§ TASK DATA:
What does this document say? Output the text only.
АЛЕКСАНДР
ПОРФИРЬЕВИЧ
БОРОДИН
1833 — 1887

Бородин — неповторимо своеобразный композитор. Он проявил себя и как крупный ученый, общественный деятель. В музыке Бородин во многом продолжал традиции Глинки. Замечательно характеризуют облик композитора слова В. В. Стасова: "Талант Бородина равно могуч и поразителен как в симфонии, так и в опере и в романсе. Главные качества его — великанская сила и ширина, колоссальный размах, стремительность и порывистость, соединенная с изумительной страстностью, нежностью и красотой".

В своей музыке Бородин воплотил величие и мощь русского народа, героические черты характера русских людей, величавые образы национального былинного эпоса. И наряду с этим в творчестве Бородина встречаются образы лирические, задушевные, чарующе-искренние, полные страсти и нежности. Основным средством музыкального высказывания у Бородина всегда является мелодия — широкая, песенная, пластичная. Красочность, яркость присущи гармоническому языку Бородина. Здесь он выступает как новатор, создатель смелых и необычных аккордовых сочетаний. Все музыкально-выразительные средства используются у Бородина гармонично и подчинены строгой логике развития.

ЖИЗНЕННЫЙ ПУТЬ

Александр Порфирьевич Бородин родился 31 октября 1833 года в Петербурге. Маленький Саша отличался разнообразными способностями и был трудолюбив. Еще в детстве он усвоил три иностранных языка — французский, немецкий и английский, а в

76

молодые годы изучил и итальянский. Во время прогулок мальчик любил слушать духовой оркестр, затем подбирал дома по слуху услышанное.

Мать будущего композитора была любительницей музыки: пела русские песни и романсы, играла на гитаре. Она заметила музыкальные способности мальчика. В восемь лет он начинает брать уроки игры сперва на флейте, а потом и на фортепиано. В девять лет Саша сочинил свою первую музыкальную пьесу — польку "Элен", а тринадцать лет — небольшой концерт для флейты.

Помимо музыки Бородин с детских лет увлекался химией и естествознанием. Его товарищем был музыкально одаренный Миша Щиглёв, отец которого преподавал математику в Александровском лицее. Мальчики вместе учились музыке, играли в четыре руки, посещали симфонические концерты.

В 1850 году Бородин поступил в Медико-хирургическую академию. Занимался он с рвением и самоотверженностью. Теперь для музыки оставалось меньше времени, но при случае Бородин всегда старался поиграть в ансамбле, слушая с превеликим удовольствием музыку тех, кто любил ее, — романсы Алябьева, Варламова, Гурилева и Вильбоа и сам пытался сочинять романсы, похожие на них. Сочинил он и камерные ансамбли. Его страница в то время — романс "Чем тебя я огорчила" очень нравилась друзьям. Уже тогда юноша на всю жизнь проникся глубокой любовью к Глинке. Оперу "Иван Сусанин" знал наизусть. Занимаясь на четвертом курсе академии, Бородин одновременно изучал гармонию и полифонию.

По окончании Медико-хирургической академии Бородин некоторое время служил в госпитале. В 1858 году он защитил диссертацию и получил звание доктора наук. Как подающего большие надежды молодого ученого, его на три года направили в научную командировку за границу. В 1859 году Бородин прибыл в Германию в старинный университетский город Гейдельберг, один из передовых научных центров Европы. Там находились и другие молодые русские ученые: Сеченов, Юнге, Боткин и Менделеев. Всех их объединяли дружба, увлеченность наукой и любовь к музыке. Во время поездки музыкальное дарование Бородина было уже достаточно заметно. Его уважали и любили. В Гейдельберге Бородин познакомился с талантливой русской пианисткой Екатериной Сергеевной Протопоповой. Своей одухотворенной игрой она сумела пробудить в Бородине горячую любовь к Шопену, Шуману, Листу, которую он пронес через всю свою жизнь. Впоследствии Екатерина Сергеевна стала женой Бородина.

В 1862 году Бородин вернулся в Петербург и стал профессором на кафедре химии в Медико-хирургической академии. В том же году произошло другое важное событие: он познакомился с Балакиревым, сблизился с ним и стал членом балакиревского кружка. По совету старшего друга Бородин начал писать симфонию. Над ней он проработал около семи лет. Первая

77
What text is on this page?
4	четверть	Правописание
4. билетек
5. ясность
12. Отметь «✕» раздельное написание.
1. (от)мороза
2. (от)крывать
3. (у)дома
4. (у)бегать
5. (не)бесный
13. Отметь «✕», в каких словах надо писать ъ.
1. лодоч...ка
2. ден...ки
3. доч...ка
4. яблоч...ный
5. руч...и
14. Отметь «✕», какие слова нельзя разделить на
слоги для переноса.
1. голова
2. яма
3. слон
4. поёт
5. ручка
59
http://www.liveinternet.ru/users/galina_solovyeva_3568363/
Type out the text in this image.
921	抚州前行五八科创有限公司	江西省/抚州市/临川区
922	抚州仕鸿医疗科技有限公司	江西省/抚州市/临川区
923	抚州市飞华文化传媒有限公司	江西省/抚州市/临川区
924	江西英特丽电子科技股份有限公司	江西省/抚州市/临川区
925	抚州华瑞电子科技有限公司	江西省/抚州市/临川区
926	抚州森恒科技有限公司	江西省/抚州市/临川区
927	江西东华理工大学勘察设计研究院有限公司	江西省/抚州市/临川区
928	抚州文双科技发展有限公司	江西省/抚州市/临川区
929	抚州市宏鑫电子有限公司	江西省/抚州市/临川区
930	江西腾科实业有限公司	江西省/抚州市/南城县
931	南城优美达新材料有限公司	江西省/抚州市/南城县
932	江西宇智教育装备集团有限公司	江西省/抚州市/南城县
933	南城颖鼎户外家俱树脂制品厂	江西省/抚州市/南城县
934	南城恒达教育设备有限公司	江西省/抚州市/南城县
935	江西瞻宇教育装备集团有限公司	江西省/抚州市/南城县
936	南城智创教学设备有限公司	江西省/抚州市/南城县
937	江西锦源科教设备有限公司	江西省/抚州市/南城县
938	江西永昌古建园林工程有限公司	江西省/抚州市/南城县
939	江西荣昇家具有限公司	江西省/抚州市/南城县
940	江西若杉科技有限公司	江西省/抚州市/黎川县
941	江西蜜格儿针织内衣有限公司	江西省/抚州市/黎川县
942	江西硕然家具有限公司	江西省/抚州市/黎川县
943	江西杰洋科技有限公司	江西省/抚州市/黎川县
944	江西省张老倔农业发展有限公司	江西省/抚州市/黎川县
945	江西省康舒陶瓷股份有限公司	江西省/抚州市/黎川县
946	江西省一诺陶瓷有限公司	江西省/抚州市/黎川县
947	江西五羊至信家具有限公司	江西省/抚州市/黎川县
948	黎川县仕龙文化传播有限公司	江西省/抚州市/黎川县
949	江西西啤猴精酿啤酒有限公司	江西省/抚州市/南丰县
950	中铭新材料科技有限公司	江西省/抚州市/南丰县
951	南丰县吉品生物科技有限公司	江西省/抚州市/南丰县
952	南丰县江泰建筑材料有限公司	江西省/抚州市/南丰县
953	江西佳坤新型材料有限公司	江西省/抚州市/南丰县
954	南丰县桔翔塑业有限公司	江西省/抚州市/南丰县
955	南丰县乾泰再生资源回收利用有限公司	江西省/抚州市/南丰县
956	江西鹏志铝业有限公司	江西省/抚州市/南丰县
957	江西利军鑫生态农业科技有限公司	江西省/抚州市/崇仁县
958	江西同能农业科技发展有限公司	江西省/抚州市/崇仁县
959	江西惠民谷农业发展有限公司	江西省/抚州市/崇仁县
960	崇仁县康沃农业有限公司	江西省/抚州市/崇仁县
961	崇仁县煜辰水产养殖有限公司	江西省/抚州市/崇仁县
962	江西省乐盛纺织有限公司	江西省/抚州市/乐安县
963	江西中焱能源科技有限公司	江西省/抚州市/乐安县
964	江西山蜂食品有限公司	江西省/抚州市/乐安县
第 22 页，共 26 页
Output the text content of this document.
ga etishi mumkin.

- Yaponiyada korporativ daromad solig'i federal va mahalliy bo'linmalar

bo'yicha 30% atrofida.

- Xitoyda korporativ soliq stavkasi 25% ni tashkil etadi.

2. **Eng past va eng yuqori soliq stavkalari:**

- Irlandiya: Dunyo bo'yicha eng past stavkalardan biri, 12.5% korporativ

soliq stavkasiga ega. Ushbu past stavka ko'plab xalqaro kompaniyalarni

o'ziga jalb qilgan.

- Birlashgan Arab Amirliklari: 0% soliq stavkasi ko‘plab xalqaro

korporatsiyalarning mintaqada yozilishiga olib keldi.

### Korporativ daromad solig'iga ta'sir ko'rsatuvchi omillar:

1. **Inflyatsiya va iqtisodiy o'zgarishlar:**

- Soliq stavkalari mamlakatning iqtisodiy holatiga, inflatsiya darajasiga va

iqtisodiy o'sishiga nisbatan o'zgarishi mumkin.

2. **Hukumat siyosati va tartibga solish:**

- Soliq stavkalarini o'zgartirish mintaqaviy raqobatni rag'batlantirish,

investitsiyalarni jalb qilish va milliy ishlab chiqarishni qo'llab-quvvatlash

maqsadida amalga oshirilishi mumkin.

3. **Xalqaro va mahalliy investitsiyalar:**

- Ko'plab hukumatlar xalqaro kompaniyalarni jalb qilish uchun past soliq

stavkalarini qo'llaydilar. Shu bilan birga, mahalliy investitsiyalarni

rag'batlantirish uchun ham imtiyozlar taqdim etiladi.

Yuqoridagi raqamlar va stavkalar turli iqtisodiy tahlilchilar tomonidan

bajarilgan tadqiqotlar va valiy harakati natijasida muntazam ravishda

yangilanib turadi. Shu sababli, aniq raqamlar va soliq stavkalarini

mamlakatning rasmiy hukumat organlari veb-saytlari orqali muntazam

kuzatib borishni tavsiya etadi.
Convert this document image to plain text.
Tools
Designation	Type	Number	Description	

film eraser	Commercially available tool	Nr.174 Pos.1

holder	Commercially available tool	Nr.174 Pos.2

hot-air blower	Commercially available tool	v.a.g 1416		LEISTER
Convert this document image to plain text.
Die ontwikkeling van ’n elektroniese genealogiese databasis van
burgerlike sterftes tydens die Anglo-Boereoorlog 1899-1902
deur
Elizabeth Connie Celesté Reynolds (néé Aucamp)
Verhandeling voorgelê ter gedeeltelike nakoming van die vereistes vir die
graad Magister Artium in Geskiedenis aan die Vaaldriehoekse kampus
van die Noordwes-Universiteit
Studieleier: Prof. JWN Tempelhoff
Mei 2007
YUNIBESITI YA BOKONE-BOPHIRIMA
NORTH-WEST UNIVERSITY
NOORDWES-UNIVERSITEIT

§ PROBLEM REQUIREMENTS: Select every line above that contains the word "iqtisodiy", and copy it.

§ ANSWER BELOW:
1. **Inflyatsiya va iqtisodiy o'zgarishlar:**
- Soliq stavkalari mamlakatning iqtisodiy holatiga, inflatsiya darajasiga va
iqtisodiy o'sishiga nisbatan o'zgarishi mumkin.
Yuqoridagi raqamlar va stavkalar turli iqtisodiy tahlilchilar tomonidan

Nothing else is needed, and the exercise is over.